**Problem to solve**
Retype all material exactly. Pictures stay out of the copy.

**Available data**
- - - -
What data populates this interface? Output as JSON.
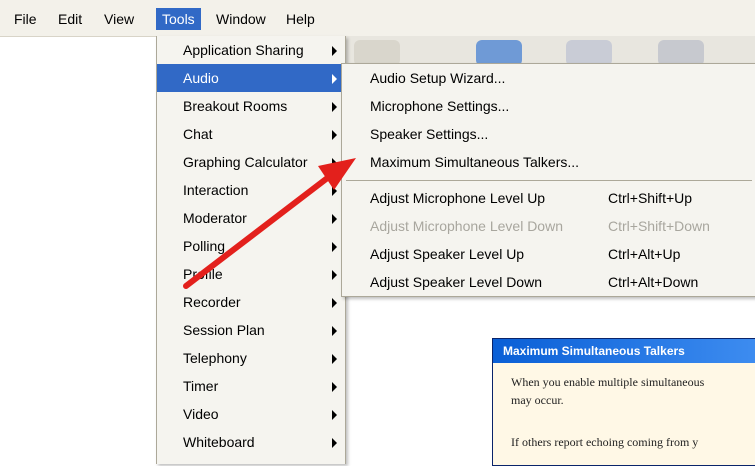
{
  "menubar": {
    "items": [
      {
        "label": "File",
        "active": false
      },
      {
        "label": "Edit",
        "active": false
      },
      {
        "label": "View",
        "active": false
      },
      {
        "label": "Tools",
        "active": true
      },
      {
        "label": "Window",
        "active": false
      },
      {
        "label": "Help",
        "active": false
      }
    ]
  },
  "tools_menu": {
    "items": [
      {
        "label": "Application Sharing",
        "active": false
      },
      {
        "label": "Audio",
        "active": true
      },
      {
        "label": "Breakout Rooms",
        "active": false
      },
      {
        "label": "Chat",
        "active": false
      },
      {
        "label": "Graphing Calculator",
        "active": false
      },
      {
        "label": "Interaction",
        "active": false
      },
      {
        "label": "Moderator",
        "active": false
      },
      {
        "label": "Polling",
        "active": false
      },
      {
        "label": "Profile",
        "active": false
      },
      {
        "label": "Recorder",
        "active": false
      },
      {
        "label": "Session Plan",
        "active": false
      },
      {
        "label": "Telephony",
        "active": false
      },
      {
        "label": "Timer",
        "active": false
      },
      {
        "label": "Video",
        "active": false
      },
      {
        "label": "Whiteboard",
        "active": false
      }
    ]
  },
  "audio_menu": {
    "group1": [
      {
        "label": "Audio Setup Wizard..."
      },
      {
        "label": "Microphone Settings..."
      },
      {
        "label": "Speaker Settings..."
      },
      {
        "label": "Maximum Simultaneous Talkers..."
      }
    ],
    "group2": [
      {
        "label": "Adjust Microphone Level Up",
        "shortcut": "Ctrl+Shift+Up",
        "enabled": true
      },
      {
        "label": "Adjust Microphone Level Down",
        "shortcut": "Ctrl+Shift+Down",
        "enabled": false
      },
      {
        "label": "Adjust Speaker Level Up",
        "shortcut": "Ctrl+Alt+Up",
        "enabled": true
      },
      {
        "label": "Adjust Speaker Level Down",
        "shortcut": "Ctrl+Alt+Down",
        "enabled": true
      }
    ]
  },
  "dialog": {
    "title": "Maximum Simultaneous Talkers",
    "line1": "When you enable multiple simultaneous",
    "line2": "may occur.",
    "line3": "If others report echoing coming from y"
  },
  "colors": {
    "highlight": "#3169c6",
    "arrow": "#e3201c"
  }
}
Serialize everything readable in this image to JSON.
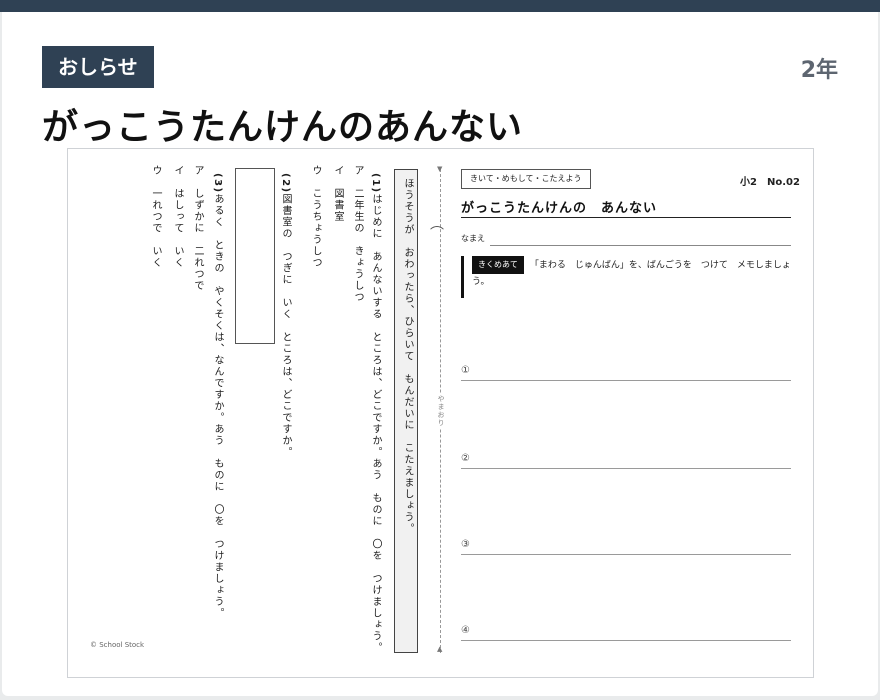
{
  "header": {
    "badge": "おしらせ",
    "grade": "2年",
    "title": "がっこうたんけんのあんない"
  },
  "sheet": {
    "instruction": "ほうそうが　おわったら、ひらいて　もんだいに　こたえましょう。",
    "questions": [
      {
        "num": "(1)",
        "text": "はじめに　あんないする　ところは、どこですか。あう　ものに　〇を　つけましょう。",
        "options": [
          "ア　二年生の　きょうしつ",
          "イ　図書室",
          "ウ　こうちょうしつ"
        ]
      },
      {
        "num": "(2)",
        "text": "図書室の　つぎに　いく　ところは、どこですか。"
      },
      {
        "num": "(3)",
        "text": "あるく　ときの　やくそくは、なんですか。あう　ものに　〇を　つけましょう。",
        "options": [
          "ア　しずかに　二れつで",
          "イ　はしって　いく",
          "ウ　一れつで　いく"
        ]
      }
    ],
    "fold_label": "やまおり",
    "copyright": "© School Stock",
    "skill_label": "きいて・めもして・こたえよう",
    "sheet_no": "小2　No.02",
    "sheet_title": "がっこうたんけんの　あんない",
    "name_label": "なまえ",
    "focus_tag": "きくめあて",
    "focus_text": "「まわる　じゅんばん」を、ばんごうを　つけて　メモしましょう。",
    "answer_marks": [
      "①",
      "②",
      "③",
      "④"
    ]
  }
}
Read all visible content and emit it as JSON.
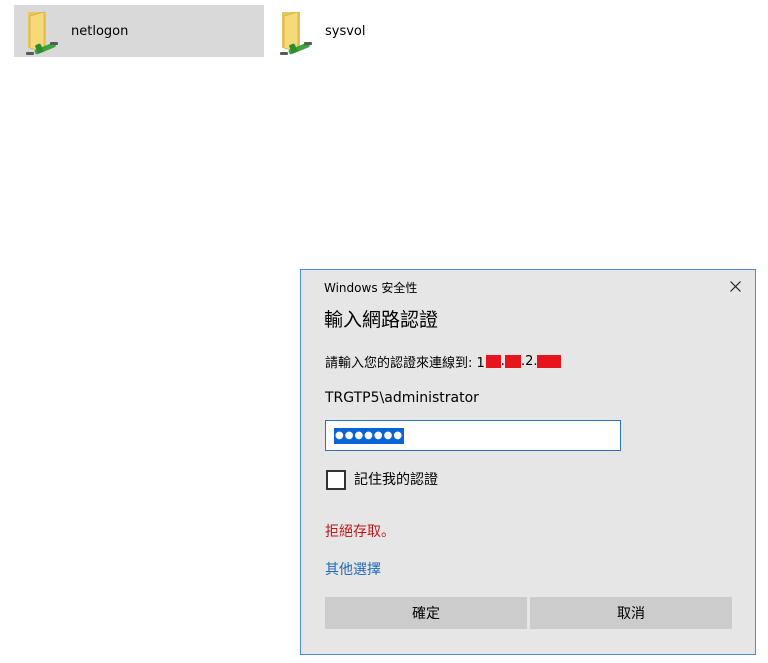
{
  "shares": [
    {
      "name": "netlogon",
      "icon": "network-folder-icon",
      "selected": true
    },
    {
      "name": "sysvol",
      "icon": "network-folder-icon",
      "selected": false
    }
  ],
  "dialog": {
    "caption": "Windows 安全性",
    "heading": "輸入網路認證",
    "connect_prefix": "請輸入您的認證來連線到: 1",
    "connect_sep1": ".",
    "connect_sep2": ".2.",
    "username": "TRGTP5\\administrator",
    "password_mask": "●●●●●●●",
    "remember_label": "記住我的認證",
    "remember_checked": false,
    "error_text": "拒絕存取。",
    "more_choices": "其他選擇",
    "ok_label": "確定",
    "cancel_label": "取消",
    "close_icon": "close-icon"
  },
  "colors": {
    "dialog_border": "#4f8bd6",
    "error": "#c0181e",
    "link": "#1e6ab8",
    "selection": "#0a64d6",
    "redaction": "#e8141b"
  }
}
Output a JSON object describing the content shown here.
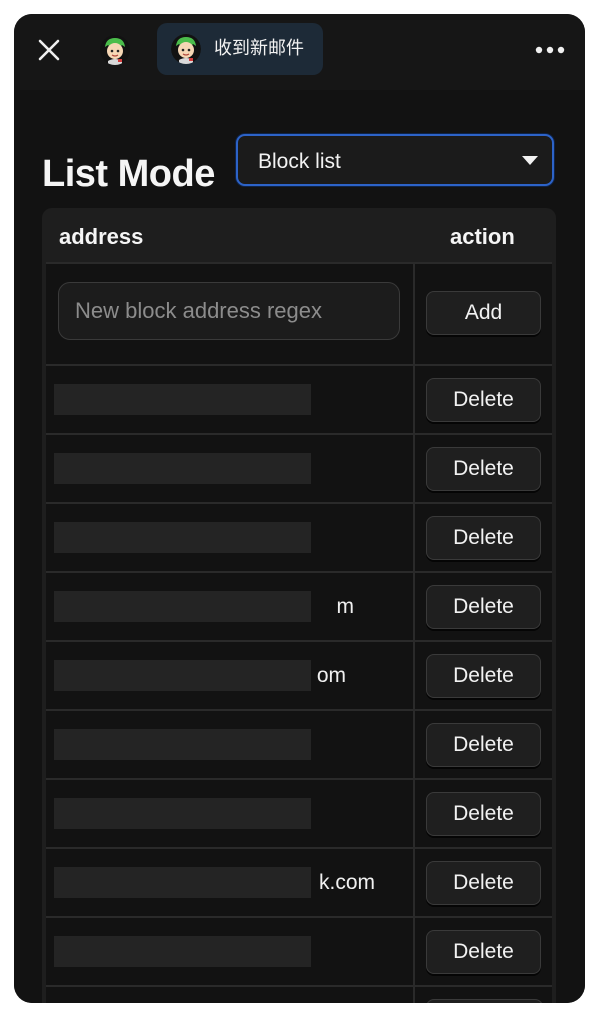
{
  "topbar": {
    "tab_label": "收到新邮件"
  },
  "page": {
    "title": "List Mode"
  },
  "list_mode_select": {
    "value": "Block list"
  },
  "table": {
    "headers": [
      "address",
      "action"
    ],
    "new_address": {
      "placeholder": "New block address regex",
      "value": ""
    },
    "add_label": "Add",
    "rows": [
      {
        "address_visible": "",
        "action": "Delete"
      },
      {
        "address_visible": "",
        "action": "Delete"
      },
      {
        "address_visible": "",
        "action": "Delete"
      },
      {
        "address_visible": "m",
        "action": "Delete"
      },
      {
        "address_visible": "om",
        "action": "Delete"
      },
      {
        "address_visible": "",
        "action": "Delete"
      },
      {
        "address_visible": "",
        "action": "Delete"
      },
      {
        "address_visible": "k.com",
        "action": "Delete"
      },
      {
        "address_visible": "",
        "action": "Delete"
      }
    ]
  },
  "icons": {
    "close": "close-icon",
    "more": "more-horizontal-icon",
    "caret": "caret-down-icon"
  }
}
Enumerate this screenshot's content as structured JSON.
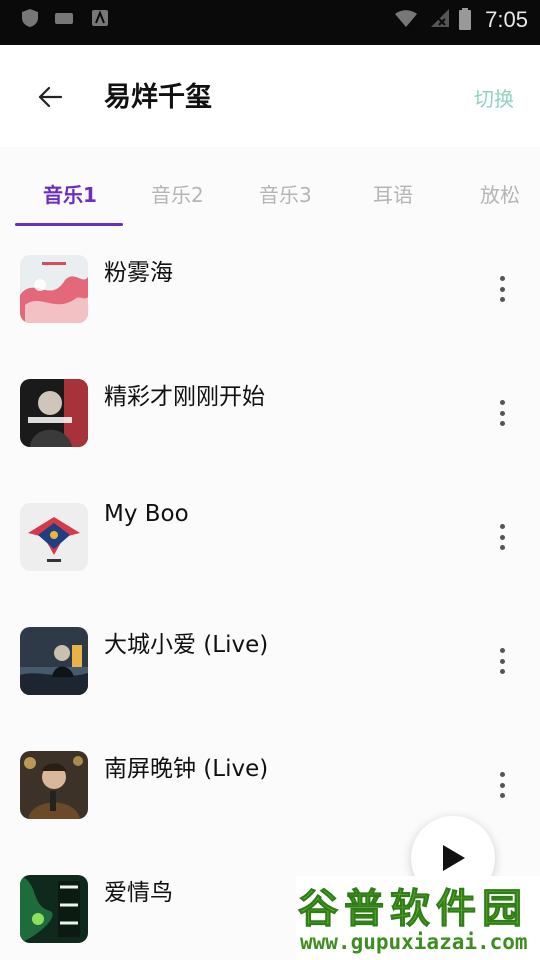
- - - -
**Exercise answer**
What data populates this interface? Output as JSON.
{
  "menubar": {
    "items": [
      {
        "label": "File",
        "active": false
      },
      {
        "label": "Edit",
        "active": false
      },
      {
        "label": "View",
        "active": false
      },
      {
        "label": "Tools",
        "active": true
      },
      {
        "label": "Window",
        "active": false
      },
      {
        "label": "Help",
        "active": false
      }
    ]
  },
  "tools_menu": {
    "items": [
      {
        "label": "Application Sharing",
        "active": false
      },
      {
        "label": "Audio",
        "active": true
      },
      {
        "label": "Breakout Rooms",
        "active": false
      },
      {
        "label": "Chat",
        "active": false
      },
      {
        "label": "Graphing Calculator",
        "active": false
      },
      {
        "label": "Interaction",
        "active": false
      },
      {
        "label": "Moderator",
        "active": false
      },
      {
        "label": "Polling",
        "active": false
      },
      {
        "label": "Profile",
        "active": false
      },
      {
        "label": "Recorder",
        "active": false
      },
      {
        "label": "Session Plan",
        "active": false
      },
      {
        "label": "Telephony",
        "active": false
      },
      {
        "label": "Timer",
        "active": false
      },
      {
        "label": "Video",
        "active": false
      },
      {
        "label": "Whiteboard",
        "active": false
      }
    ]
  },
  "audio_menu": {
    "group1": [
      {
        "label": "Audio Setup Wizard..."
      },
      {
        "label": "Microphone Settings..."
      },
      {
        "label": "Speaker Settings..."
      },
      {
        "label": "Maximum Simultaneous Talkers..."
      }
    ],
    "group2": [
      {
        "label": "Adjust Microphone Level Up",
        "shortcut": "Ctrl+Shift+Up",
        "enabled": true
      },
      {
        "label": "Adjust Microphone Level Down",
        "shortcut": "Ctrl+Shift+Down",
        "enabled": false
      },
      {
        "label": "Adjust Speaker Level Up",
        "shortcut": "Ctrl+Alt+Up",
        "enabled": true
      },
      {
        "label": "Adjust Speaker Level Down",
        "shortcut": "Ctrl+Alt+Down",
        "enabled": true
      }
    ]
  },
  "dialog": {
    "title": "Maximum Simultaneous Talkers",
    "line1": "When you enable multiple simultaneous",
    "line2": "may occur.",
    "line3": "If others report echoing coming from y"
  },
  "colors": {
    "highlight": "#3169c6",
    "arrow": "#e3201c"
  }
}
Serialize everything readable in this image to JSON.
{
  "header": {
    "badge": "おしらせ",
    "grade": "2年",
    "title": "がっこうたんけんのあんない"
  },
  "sheet": {
    "instruction": "ほうそうが　おわったら、ひらいて　もんだいに　こたえましょう。",
    "questions": [
      {
        "num": "(1)",
        "text": "はじめに　あんないする　ところは、どこですか。あう　ものに　〇を　つけましょう。",
        "options": [
          "ア　二年生の　きょうしつ",
          "イ　図書室",
          "ウ　こうちょうしつ"
        ]
      },
      {
        "num": "(2)",
        "text": "図書室の　つぎに　いく　ところは、どこですか。"
      },
      {
        "num": "(3)",
        "text": "あるく　ときの　やくそくは、なんですか。あう　ものに　〇を　つけましょう。",
        "options": [
          "ア　しずかに　二れつで",
          "イ　はしって　いく",
          "ウ　一れつで　いく"
        ]
      }
    ],
    "fold_label": "やまおり",
    "copyright": "© School Stock",
    "skill_label": "きいて・めもして・こたえよう",
    "sheet_no": "小2　No.02",
    "sheet_title": "がっこうたんけんの　あんない",
    "name_label": "なまえ",
    "focus_tag": "きくめあて",
    "focus_text": "「まわる　じゅんばん」を、ばんごうを　つけて　メモしましょう。",
    "answer_marks": [
      "①",
      "②",
      "③",
      "④"
    ]
  }
}
Read all visible content and emit it as JSON.
{
  "shares": [
    {
      "name": "netlogon",
      "icon": "network-folder-icon",
      "selected": true
    },
    {
      "name": "sysvol",
      "icon": "network-folder-icon",
      "selected": false
    }
  ],
  "dialog": {
    "caption": "Windows 安全性",
    "heading": "輸入網路認證",
    "connect_prefix": "請輸入您的認證來連線到: 1",
    "connect_sep1": ".",
    "connect_sep2": ".2.",
    "username": "TRGTP5\\administrator",
    "password_mask": "●●●●●●●",
    "remember_label": "記住我的認證",
    "remember_checked": false,
    "error_text": "拒絕存取。",
    "more_choices": "其他選擇",
    "ok_label": "確定",
    "cancel_label": "取消",
    "close_icon": "close-icon"
  },
  "colors": {
    "dialog_border": "#4f8bd6",
    "error": "#c0181e",
    "link": "#1e6ab8",
    "selection": "#0a64d6",
    "redaction": "#e8141b"
  }
}
Output a JSON object describing the content shown here.
{
  "topbar": {
    "tab_label": "收到新邮件"
  },
  "page": {
    "title": "List Mode"
  },
  "list_mode_select": {
    "value": "Block list"
  },
  "table": {
    "headers": [
      "address",
      "action"
    ],
    "new_address": {
      "placeholder": "New block address regex",
      "value": ""
    },
    "add_label": "Add",
    "rows": [
      {
        "address_visible": "",
        "action": "Delete"
      },
      {
        "address_visible": "",
        "action": "Delete"
      },
      {
        "address_visible": "",
        "action": "Delete"
      },
      {
        "address_visible": "m",
        "action": "Delete"
      },
      {
        "address_visible": "om",
        "action": "Delete"
      },
      {
        "address_visible": "",
        "action": "Delete"
      },
      {
        "address_visible": "",
        "action": "Delete"
      },
      {
        "address_visible": "k.com",
        "action": "Delete"
      },
      {
        "address_visible": "",
        "action": "Delete"
      }
    ]
  },
  "icons": {
    "close": "close-icon",
    "more": "more-horizontal-icon",
    "caret": "caret-down-icon"
  }
}
Enumerate this screenshot's content as structured JSON.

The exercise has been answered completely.